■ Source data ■

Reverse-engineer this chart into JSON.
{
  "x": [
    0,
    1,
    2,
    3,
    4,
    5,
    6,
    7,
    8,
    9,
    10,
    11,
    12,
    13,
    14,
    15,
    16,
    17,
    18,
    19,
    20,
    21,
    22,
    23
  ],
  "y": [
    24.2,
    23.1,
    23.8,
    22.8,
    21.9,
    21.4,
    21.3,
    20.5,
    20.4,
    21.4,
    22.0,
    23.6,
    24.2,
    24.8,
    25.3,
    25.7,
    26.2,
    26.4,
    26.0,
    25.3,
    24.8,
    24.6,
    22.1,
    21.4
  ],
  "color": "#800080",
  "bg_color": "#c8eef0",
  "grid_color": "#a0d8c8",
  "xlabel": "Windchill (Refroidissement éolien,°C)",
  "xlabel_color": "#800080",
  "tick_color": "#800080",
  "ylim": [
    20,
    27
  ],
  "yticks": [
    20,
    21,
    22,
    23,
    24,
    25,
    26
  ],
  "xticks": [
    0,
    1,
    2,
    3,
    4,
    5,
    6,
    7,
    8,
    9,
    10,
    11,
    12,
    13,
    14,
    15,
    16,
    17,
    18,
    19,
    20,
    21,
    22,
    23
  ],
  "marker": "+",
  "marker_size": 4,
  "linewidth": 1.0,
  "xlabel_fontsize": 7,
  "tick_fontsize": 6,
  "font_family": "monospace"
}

---

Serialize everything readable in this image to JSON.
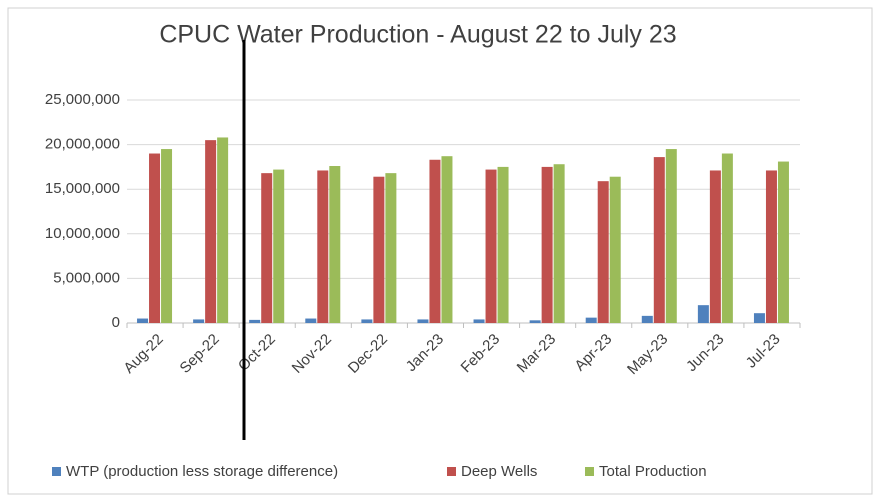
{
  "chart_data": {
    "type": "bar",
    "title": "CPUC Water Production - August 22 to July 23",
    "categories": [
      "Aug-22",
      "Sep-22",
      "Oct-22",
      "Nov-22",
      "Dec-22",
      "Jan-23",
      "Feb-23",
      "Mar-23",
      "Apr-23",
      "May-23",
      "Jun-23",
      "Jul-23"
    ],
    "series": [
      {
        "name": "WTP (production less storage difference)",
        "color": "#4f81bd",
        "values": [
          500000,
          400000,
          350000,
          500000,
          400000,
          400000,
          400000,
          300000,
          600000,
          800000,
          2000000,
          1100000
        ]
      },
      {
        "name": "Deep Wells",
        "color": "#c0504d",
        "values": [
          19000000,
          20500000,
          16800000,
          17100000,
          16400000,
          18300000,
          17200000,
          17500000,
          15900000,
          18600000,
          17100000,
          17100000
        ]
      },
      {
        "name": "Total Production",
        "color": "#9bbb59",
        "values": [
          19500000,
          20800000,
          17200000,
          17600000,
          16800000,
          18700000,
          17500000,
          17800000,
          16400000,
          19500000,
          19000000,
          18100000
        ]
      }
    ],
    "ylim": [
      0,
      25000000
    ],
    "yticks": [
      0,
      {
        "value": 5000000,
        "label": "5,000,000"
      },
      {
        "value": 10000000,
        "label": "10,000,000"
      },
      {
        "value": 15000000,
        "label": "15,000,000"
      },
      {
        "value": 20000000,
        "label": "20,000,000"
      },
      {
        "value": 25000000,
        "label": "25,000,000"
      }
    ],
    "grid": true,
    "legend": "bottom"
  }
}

■ Description of the task ■
Where a line of the entries contains the word "this", copy that line.

■ Result of the task ■
Reverse-engineer this chart into JSON.
Serialize everything readable in this image to JSON.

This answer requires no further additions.